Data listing
☆ ☆ ☆ ☆ ☆

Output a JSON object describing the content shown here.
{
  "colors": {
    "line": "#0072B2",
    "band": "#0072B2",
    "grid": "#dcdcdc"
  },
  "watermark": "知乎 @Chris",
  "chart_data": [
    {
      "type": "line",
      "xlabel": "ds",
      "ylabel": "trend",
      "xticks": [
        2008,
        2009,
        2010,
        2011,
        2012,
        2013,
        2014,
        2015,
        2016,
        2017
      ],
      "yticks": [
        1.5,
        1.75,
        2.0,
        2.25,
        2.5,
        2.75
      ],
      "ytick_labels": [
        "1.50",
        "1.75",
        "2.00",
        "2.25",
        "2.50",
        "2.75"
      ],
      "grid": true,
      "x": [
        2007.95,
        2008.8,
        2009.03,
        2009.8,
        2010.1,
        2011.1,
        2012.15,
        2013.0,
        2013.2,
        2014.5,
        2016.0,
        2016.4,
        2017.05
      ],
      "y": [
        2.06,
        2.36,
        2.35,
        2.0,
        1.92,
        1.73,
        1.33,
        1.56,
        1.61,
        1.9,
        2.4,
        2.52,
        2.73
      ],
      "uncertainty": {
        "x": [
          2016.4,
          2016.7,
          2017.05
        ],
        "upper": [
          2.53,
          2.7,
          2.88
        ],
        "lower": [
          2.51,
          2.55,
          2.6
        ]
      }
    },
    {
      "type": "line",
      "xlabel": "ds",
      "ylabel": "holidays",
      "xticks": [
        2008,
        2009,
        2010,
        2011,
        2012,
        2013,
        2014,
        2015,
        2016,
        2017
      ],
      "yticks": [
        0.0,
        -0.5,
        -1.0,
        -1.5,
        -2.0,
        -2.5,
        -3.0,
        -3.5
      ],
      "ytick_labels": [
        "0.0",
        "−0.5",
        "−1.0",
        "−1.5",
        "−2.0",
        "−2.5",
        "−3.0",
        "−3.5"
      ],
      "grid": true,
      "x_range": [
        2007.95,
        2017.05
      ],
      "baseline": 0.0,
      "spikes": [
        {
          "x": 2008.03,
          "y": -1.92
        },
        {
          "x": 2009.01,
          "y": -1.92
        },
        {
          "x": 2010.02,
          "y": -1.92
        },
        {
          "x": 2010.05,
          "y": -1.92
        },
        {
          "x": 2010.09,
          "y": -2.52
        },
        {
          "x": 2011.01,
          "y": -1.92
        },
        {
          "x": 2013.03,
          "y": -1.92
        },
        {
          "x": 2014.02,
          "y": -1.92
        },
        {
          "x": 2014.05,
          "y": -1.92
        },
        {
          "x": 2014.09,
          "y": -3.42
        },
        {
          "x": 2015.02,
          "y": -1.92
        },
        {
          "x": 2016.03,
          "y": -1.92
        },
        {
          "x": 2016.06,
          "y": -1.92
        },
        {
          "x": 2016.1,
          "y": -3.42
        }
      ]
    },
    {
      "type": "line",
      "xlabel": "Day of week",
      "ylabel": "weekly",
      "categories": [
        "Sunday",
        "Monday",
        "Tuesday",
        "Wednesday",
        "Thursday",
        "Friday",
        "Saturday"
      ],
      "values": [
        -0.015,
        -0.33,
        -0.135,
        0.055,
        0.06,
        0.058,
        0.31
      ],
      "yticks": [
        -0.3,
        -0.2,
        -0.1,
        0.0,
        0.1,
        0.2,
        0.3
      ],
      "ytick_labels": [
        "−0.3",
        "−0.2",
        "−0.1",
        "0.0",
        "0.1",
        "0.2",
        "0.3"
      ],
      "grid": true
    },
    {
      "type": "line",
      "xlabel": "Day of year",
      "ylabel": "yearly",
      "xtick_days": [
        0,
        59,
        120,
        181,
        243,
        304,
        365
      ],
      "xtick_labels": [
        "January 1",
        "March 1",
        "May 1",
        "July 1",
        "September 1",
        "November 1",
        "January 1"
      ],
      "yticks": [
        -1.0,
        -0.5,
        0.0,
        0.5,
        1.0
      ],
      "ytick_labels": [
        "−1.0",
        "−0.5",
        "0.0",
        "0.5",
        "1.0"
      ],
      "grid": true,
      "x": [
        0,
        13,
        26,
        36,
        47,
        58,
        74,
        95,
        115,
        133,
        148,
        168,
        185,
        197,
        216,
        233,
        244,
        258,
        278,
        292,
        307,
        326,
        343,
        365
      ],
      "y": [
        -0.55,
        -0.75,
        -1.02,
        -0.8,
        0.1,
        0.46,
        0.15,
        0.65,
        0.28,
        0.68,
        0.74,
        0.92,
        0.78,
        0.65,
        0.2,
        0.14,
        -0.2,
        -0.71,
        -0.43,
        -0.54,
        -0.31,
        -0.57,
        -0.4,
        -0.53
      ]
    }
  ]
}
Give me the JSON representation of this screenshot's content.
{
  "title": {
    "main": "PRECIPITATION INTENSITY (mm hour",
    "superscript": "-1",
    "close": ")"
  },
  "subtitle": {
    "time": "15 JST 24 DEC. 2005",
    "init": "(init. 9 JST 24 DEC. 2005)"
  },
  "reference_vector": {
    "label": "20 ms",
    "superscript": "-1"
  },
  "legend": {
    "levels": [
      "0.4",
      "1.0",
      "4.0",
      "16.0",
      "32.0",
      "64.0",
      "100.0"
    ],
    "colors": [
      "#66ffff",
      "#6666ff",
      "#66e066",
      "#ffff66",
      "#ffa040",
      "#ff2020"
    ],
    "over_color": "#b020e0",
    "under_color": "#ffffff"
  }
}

☆ ☆ ☆ ☆ ☆

Written instruction
Print the records above in full, exactly.

The response
Output a JSON object describing the content shown here.
{
  "colors": {
    "line": "#0072B2",
    "band": "#0072B2",
    "grid": "#dcdcdc"
  },
  "watermark": "知乎 @Chris",
  "chart_data": [
    {
      "type": "line",
      "xlabel": "ds",
      "ylabel": "trend",
      "xticks": [
        2008,
        2009,
        2010,
        2011,
        2012,
        2013,
        2014,
        2015,
        2016,
        2017
      ],
      "yticks": [
        1.5,
        1.75,
        2.0,
        2.25,
        2.5,
        2.75
      ],
      "ytick_labels": [
        "1.50",
        "1.75",
        "2.00",
        "2.25",
        "2.50",
        "2.75"
      ],
      "grid": true,
      "x": [
        2007.95,
        2008.8,
        2009.03,
        2009.8,
        2010.1,
        2011.1,
        2012.15,
        2013.0,
        2013.2,
        2014.5,
        2016.0,
        2016.4,
        2017.05
      ],
      "y": [
        2.06,
        2.36,
        2.35,
        2.0,
        1.92,
        1.73,
        1.33,
        1.56,
        1.61,
        1.9,
        2.4,
        2.52,
        2.73
      ],
      "uncertainty": {
        "x": [
          2016.4,
          2016.7,
          2017.05
        ],
        "upper": [
          2.53,
          2.7,
          2.88
        ],
        "lower": [
          2.51,
          2.55,
          2.6
        ]
      }
    },
    {
      "type": "line",
      "xlabel": "ds",
      "ylabel": "holidays",
      "xticks": [
        2008,
        2009,
        2010,
        2011,
        2012,
        2013,
        2014,
        2015,
        2016,
        2017
      ],
      "yticks": [
        0.0,
        -0.5,
        -1.0,
        -1.5,
        -2.0,
        -2.5,
        -3.0,
        -3.5
      ],
      "ytick_labels": [
        "0.0",
        "−0.5",
        "−1.0",
        "−1.5",
        "−2.0",
        "−2.5",
        "−3.0",
        "−3.5"
      ],
      "grid": true,
      "x_range": [
        2007.95,
        2017.05
      ],
      "baseline": 0.0,
      "spikes": [
        {
          "x": 2008.03,
          "y": -1.92
        },
        {
          "x": 2009.01,
          "y": -1.92
        },
        {
          "x": 2010.02,
          "y": -1.92
        },
        {
          "x": 2010.05,
          "y": -1.92
        },
        {
          "x": 2010.09,
          "y": -2.52
        },
        {
          "x": 2011.01,
          "y": -1.92
        },
        {
          "x": 2013.03,
          "y": -1.92
        },
        {
          "x": 2014.02,
          "y": -1.92
        },
        {
          "x": 2014.05,
          "y": -1.92
        },
        {
          "x": 2014.09,
          "y": -3.42
        },
        {
          "x": 2015.02,
          "y": -1.92
        },
        {
          "x": 2016.03,
          "y": -1.92
        },
        {
          "x": 2016.06,
          "y": -1.92
        },
        {
          "x": 2016.1,
          "y": -3.42
        }
      ]
    },
    {
      "type": "line",
      "xlabel": "Day of week",
      "ylabel": "weekly",
      "categories": [
        "Sunday",
        "Monday",
        "Tuesday",
        "Wednesday",
        "Thursday",
        "Friday",
        "Saturday"
      ],
      "values": [
        -0.015,
        -0.33,
        -0.135,
        0.055,
        0.06,
        0.058,
        0.31
      ],
      "yticks": [
        -0.3,
        -0.2,
        -0.1,
        0.0,
        0.1,
        0.2,
        0.3
      ],
      "ytick_labels": [
        "−0.3",
        "−0.2",
        "−0.1",
        "0.0",
        "0.1",
        "0.2",
        "0.3"
      ],
      "grid": true
    },
    {
      "type": "line",
      "xlabel": "Day of year",
      "ylabel": "yearly",
      "xtick_days": [
        0,
        59,
        120,
        181,
        243,
        304,
        365
      ],
      "xtick_labels": [
        "January 1",
        "March 1",
        "May 1",
        "July 1",
        "September 1",
        "November 1",
        "January 1"
      ],
      "yticks": [
        -1.0,
        -0.5,
        0.0,
        0.5,
        1.0
      ],
      "ytick_labels": [
        "−1.0",
        "−0.5",
        "0.0",
        "0.5",
        "1.0"
      ],
      "grid": true,
      "x": [
        0,
        13,
        26,
        36,
        47,
        58,
        74,
        95,
        115,
        133,
        148,
        168,
        185,
        197,
        216,
        233,
        244,
        258,
        278,
        292,
        307,
        326,
        343,
        365
      ],
      "y": [
        -0.55,
        -0.75,
        -1.02,
        -0.8,
        0.1,
        0.46,
        0.15,
        0.65,
        0.28,
        0.68,
        0.74,
        0.92,
        0.78,
        0.65,
        0.2,
        0.14,
        -0.2,
        -0.71,
        -0.43,
        -0.54,
        -0.31,
        -0.57,
        -0.4,
        -0.53
      ]
    }
  ]
}
Give me the JSON representation of this screenshot's content.
{
  "title": {
    "main": "PRECIPITATION INTENSITY (mm hour",
    "superscript": "-1",
    "close": ")"
  },
  "subtitle": {
    "time": "15 JST 24 DEC. 2005",
    "init": "(init. 9 JST 24 DEC. 2005)"
  },
  "reference_vector": {
    "label": "20 ms",
    "superscript": "-1"
  },
  "legend": {
    "levels": [
      "0.4",
      "1.0",
      "4.0",
      "16.0",
      "32.0",
      "64.0",
      "100.0"
    ],
    "colors": [
      "#66ffff",
      "#6666ff",
      "#66e066",
      "#ffff66",
      "#ffa040",
      "#ff2020"
    ],
    "over_color": "#b020e0",
    "under_color": "#ffffff"
  }
}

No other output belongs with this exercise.